-- BEGIN Listed records --

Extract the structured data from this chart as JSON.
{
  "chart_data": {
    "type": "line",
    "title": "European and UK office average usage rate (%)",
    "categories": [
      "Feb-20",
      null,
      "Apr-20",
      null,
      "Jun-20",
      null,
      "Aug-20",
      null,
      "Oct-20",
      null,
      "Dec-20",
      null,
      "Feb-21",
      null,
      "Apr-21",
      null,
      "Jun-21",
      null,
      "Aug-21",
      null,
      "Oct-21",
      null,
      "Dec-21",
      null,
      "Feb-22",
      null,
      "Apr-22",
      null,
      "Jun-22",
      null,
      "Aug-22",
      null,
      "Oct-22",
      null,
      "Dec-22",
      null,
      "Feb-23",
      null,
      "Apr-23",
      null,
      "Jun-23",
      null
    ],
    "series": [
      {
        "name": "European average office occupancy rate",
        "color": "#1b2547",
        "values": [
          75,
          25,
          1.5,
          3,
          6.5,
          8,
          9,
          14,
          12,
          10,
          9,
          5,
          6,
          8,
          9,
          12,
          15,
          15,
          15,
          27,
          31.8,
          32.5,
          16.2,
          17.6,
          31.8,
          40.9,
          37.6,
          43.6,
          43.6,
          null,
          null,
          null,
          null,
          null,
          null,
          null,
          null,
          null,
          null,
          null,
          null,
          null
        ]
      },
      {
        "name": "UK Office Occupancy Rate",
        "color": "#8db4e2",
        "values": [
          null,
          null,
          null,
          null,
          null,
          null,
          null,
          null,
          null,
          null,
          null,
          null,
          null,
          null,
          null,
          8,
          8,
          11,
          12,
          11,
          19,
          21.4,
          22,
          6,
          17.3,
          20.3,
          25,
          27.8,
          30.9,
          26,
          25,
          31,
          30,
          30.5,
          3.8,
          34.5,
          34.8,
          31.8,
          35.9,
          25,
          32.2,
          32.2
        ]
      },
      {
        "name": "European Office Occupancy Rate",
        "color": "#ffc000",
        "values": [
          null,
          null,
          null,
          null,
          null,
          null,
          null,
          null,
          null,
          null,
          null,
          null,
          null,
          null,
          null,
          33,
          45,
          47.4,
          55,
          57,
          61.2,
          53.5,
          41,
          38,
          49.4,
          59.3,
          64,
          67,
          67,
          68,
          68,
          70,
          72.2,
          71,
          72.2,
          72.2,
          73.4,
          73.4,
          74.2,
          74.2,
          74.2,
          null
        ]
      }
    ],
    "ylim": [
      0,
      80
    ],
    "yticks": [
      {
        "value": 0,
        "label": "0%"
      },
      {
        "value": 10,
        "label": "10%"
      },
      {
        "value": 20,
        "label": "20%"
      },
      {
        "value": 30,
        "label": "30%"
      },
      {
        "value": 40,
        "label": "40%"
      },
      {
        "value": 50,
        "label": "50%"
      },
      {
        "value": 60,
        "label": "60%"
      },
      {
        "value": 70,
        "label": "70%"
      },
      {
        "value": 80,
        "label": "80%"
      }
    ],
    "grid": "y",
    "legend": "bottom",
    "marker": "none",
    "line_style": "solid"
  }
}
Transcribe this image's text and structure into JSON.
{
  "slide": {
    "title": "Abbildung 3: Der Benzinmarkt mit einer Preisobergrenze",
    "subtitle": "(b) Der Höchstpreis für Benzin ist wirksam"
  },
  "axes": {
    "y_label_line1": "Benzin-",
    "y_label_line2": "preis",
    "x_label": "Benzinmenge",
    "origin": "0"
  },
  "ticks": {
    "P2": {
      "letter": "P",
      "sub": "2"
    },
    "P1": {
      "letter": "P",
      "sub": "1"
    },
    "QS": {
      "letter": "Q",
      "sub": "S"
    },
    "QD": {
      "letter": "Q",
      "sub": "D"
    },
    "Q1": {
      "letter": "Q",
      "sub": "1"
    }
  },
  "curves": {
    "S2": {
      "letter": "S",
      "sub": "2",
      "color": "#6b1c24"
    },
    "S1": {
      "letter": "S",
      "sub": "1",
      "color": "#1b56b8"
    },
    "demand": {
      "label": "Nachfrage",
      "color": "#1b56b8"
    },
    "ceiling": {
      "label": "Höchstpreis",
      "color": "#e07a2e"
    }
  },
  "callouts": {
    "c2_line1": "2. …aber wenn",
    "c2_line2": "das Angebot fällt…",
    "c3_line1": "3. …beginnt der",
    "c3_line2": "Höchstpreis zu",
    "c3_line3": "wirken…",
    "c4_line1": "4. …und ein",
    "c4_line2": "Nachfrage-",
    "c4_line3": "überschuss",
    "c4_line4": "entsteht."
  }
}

-- END Listed records --

Task to carry out -
Search the records for the string "Höchstpreis" and return every line in which it occurs.

The reply -
    "subtitle": "(b) Der Höchstpreis für Benzin ist wirksam"
      "label": "Höchstpreis",
    "c3_line2": "Höchstpreis zu",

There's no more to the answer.